--- BEGIN ---
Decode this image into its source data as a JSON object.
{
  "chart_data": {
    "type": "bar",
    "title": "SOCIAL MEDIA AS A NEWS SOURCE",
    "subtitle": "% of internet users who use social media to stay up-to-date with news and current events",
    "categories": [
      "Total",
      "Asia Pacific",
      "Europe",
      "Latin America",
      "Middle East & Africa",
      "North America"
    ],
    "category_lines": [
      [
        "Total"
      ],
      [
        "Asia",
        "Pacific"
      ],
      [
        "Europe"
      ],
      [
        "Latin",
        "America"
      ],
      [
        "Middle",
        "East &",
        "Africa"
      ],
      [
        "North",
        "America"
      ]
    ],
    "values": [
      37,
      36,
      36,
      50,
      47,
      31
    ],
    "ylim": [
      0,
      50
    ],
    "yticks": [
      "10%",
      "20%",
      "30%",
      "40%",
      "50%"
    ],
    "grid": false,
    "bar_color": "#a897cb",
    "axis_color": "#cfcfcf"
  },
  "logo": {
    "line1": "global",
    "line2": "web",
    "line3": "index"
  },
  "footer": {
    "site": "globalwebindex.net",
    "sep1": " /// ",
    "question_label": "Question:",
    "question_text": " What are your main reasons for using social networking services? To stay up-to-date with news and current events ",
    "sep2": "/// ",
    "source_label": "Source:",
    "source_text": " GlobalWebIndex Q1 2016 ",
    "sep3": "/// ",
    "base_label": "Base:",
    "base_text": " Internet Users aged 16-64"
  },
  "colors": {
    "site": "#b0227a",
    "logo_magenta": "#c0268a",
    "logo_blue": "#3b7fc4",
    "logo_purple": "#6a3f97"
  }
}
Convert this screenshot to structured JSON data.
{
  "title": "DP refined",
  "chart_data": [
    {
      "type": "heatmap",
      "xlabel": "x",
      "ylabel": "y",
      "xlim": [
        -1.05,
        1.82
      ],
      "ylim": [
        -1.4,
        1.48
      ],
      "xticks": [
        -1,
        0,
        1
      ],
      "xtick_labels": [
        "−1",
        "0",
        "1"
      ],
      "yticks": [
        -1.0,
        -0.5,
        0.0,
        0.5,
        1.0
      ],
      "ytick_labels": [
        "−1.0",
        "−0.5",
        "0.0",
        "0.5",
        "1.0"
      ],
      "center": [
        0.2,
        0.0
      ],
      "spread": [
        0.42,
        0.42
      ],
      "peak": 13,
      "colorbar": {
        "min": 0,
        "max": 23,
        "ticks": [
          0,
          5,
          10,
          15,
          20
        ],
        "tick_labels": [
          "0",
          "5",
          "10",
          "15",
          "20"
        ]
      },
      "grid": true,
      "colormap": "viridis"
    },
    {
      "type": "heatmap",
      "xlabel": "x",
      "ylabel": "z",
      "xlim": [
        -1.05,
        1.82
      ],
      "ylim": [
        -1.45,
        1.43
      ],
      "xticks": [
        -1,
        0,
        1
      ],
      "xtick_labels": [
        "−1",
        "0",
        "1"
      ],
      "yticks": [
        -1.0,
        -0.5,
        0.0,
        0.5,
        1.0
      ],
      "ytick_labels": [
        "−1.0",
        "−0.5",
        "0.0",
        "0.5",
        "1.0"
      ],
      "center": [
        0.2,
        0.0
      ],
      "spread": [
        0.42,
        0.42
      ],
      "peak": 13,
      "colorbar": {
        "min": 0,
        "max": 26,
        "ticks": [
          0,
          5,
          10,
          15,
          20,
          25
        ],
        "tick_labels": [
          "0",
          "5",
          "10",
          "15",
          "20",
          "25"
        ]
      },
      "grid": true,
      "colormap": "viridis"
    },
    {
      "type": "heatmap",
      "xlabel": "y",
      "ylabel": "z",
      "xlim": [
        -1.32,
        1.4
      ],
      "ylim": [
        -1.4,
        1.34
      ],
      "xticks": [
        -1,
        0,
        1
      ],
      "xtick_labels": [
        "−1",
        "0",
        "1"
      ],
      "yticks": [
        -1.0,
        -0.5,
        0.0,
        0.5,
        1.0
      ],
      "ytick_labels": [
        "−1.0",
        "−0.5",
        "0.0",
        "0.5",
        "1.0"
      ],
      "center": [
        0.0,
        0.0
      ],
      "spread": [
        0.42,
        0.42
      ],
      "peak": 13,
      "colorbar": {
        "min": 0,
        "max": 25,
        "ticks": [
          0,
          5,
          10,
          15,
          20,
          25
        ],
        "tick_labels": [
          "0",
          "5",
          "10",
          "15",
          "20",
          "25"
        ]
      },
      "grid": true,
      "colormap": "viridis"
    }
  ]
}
--- END ---
**Task to complete:** Your task is to retype all the records above with nothing left out.

**Response:**
Decode this image into its source data as a JSON object.
{
  "chart_data": {
    "type": "bar",
    "title": "SOCIAL MEDIA AS A NEWS SOURCE",
    "subtitle": "% of internet users who use social media to stay up-to-date with news and current events",
    "categories": [
      "Total",
      "Asia Pacific",
      "Europe",
      "Latin America",
      "Middle East & Africa",
      "North America"
    ],
    "category_lines": [
      [
        "Total"
      ],
      [
        "Asia",
        "Pacific"
      ],
      [
        "Europe"
      ],
      [
        "Latin",
        "America"
      ],
      [
        "Middle",
        "East &",
        "Africa"
      ],
      [
        "North",
        "America"
      ]
    ],
    "values": [
      37,
      36,
      36,
      50,
      47,
      31
    ],
    "ylim": [
      0,
      50
    ],
    "yticks": [
      "10%",
      "20%",
      "30%",
      "40%",
      "50%"
    ],
    "grid": false,
    "bar_color": "#a897cb",
    "axis_color": "#cfcfcf"
  },
  "logo": {
    "line1": "global",
    "line2": "web",
    "line3": "index"
  },
  "footer": {
    "site": "globalwebindex.net",
    "sep1": " /// ",
    "question_label": "Question:",
    "question_text": " What are your main reasons for using social networking services? To stay up-to-date with news and current events ",
    "sep2": "/// ",
    "source_label": "Source:",
    "source_text": " GlobalWebIndex Q1 2016 ",
    "sep3": "/// ",
    "base_label": "Base:",
    "base_text": " Internet Users aged 16-64"
  },
  "colors": {
    "site": "#b0227a",
    "logo_magenta": "#c0268a",
    "logo_blue": "#3b7fc4",
    "logo_purple": "#6a3f97"
  }
}
Convert this screenshot to structured JSON data.
{
  "title": "DP refined",
  "chart_data": [
    {
      "type": "heatmap",
      "xlabel": "x",
      "ylabel": "y",
      "xlim": [
        -1.05,
        1.82
      ],
      "ylim": [
        -1.4,
        1.48
      ],
      "xticks": [
        -1,
        0,
        1
      ],
      "xtick_labels": [
        "−1",
        "0",
        "1"
      ],
      "yticks": [
        -1.0,
        -0.5,
        0.0,
        0.5,
        1.0
      ],
      "ytick_labels": [
        "−1.0",
        "−0.5",
        "0.0",
        "0.5",
        "1.0"
      ],
      "center": [
        0.2,
        0.0
      ],
      "spread": [
        0.42,
        0.42
      ],
      "peak": 13,
      "colorbar": {
        "min": 0,
        "max": 23,
        "ticks": [
          0,
          5,
          10,
          15,
          20
        ],
        "tick_labels": [
          "0",
          "5",
          "10",
          "15",
          "20"
        ]
      },
      "grid": true,
      "colormap": "viridis"
    },
    {
      "type": "heatmap",
      "xlabel": "x",
      "ylabel": "z",
      "xlim": [
        -1.05,
        1.82
      ],
      "ylim": [
        -1.45,
        1.43
      ],
      "xticks": [
        -1,
        0,
        1
      ],
      "xtick_labels": [
        "−1",
        "0",
        "1"
      ],
      "yticks": [
        -1.0,
        -0.5,
        0.0,
        0.5,
        1.0
      ],
      "ytick_labels": [
        "−1.0",
        "−0.5",
        "0.0",
        "0.5",
        "1.0"
      ],
      "center": [
        0.2,
        0.0
      ],
      "spread": [
        0.42,
        0.42
      ],
      "peak": 13,
      "colorbar": {
        "min": 0,
        "max": 26,
        "ticks": [
          0,
          5,
          10,
          15,
          20,
          25
        ],
        "tick_labels": [
          "0",
          "5",
          "10",
          "15",
          "20",
          "25"
        ]
      },
      "grid": true,
      "colormap": "viridis"
    },
    {
      "type": "heatmap",
      "xlabel": "y",
      "ylabel": "z",
      "xlim": [
        -1.32,
        1.4
      ],
      "ylim": [
        -1.4,
        1.34
      ],
      "xticks": [
        -1,
        0,
        1
      ],
      "xtick_labels": [
        "−1",
        "0",
        "1"
      ],
      "yticks": [
        -1.0,
        -0.5,
        0.0,
        0.5,
        1.0
      ],
      "ytick_labels": [
        "−1.0",
        "−0.5",
        "0.0",
        "0.5",
        "1.0"
      ],
      "center": [
        0.0,
        0.0
      ],
      "spread": [
        0.42,
        0.42
      ],
      "peak": 13,
      "colorbar": {
        "min": 0,
        "max": 25,
        "ticks": [
          0,
          5,
          10,
          15,
          20,
          25
        ],
        "tick_labels": [
          "0",
          "5",
          "10",
          "15",
          "20",
          "25"
        ]
      },
      "grid": true,
      "colormap": "viridis"
    }
  ]
}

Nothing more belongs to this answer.